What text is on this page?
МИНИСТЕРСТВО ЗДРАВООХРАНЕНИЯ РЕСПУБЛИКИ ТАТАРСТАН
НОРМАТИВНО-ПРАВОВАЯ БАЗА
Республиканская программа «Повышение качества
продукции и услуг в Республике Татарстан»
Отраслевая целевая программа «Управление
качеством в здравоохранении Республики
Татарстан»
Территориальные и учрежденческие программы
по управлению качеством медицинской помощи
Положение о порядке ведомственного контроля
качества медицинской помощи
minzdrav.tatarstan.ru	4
==
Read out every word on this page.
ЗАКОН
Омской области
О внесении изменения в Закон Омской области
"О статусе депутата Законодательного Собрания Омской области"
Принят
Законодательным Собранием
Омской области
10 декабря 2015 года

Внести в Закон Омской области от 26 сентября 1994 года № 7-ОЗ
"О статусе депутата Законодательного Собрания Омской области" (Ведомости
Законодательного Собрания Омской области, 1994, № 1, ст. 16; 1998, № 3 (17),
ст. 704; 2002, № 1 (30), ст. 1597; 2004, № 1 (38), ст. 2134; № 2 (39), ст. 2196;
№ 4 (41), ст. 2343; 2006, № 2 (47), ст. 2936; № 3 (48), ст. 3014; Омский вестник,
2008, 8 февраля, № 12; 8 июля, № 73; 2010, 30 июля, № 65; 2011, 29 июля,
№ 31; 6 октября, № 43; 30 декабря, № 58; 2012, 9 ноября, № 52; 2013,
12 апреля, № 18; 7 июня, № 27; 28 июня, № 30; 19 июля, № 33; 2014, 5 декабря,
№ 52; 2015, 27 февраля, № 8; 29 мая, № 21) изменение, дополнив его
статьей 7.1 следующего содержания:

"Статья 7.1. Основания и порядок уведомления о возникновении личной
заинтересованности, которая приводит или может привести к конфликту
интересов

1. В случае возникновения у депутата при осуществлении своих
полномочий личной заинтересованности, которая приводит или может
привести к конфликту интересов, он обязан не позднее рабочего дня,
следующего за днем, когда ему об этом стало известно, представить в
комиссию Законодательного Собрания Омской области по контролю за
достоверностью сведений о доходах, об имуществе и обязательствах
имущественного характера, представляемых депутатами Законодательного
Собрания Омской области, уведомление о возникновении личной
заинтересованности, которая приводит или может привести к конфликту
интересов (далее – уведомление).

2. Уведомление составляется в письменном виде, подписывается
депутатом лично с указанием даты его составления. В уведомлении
==
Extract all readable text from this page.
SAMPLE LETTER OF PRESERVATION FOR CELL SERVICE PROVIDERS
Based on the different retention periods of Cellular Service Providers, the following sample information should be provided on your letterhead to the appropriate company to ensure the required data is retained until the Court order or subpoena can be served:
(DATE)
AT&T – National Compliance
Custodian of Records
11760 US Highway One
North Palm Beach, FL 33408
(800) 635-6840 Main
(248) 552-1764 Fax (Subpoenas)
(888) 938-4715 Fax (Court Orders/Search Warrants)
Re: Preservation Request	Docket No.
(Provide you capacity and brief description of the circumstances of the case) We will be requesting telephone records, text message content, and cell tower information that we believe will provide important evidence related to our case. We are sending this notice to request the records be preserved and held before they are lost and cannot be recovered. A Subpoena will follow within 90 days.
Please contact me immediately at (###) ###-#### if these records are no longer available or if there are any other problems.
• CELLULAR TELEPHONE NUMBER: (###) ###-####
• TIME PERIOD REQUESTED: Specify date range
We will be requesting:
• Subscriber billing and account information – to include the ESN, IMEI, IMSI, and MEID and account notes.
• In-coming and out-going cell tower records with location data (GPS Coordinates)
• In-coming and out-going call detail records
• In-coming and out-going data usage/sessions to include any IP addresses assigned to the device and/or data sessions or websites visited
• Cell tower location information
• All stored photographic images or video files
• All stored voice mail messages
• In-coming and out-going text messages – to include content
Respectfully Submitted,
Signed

## WRITTEN EXERCISE:
Copy out every line where the word "декабря" occurs.

## TASK ANSWER:
10 декабря 2015 года
№ 31; 6 октября, № 43; 30 декабря, № 58; 2012, 9 ноября, № 52; 2013,
12 апреля, № 18; 7 июня, № 27; 28 июня, № 30; 19 июля, № 33; 2014, 5 декабря,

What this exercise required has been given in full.